(Excerpt from a dataset)

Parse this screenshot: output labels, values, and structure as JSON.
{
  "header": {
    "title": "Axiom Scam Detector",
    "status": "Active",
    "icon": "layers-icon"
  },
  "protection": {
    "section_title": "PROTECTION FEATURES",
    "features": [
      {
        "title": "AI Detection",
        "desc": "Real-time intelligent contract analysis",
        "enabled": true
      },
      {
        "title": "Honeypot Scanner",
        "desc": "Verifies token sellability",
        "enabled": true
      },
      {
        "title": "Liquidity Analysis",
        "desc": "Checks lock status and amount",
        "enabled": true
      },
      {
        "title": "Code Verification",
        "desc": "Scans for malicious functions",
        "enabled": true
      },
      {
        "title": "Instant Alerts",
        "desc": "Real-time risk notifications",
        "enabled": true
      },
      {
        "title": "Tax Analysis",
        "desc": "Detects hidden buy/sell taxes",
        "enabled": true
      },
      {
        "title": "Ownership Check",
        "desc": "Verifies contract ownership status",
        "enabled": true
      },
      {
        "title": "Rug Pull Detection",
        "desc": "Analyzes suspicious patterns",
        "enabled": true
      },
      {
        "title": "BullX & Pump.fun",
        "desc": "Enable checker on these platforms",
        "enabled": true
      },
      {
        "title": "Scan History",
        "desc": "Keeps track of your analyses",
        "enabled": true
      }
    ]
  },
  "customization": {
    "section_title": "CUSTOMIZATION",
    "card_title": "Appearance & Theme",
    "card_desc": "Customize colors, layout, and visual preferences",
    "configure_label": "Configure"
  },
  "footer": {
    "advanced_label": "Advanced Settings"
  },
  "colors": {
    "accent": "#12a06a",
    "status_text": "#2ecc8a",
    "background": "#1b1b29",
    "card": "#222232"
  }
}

• [What the task asks]:
Where a line holds "colors", copy it out.

• [Complete output]:
    "card_desc": "Customize colors, layout, and visual preferences",
  "colors": {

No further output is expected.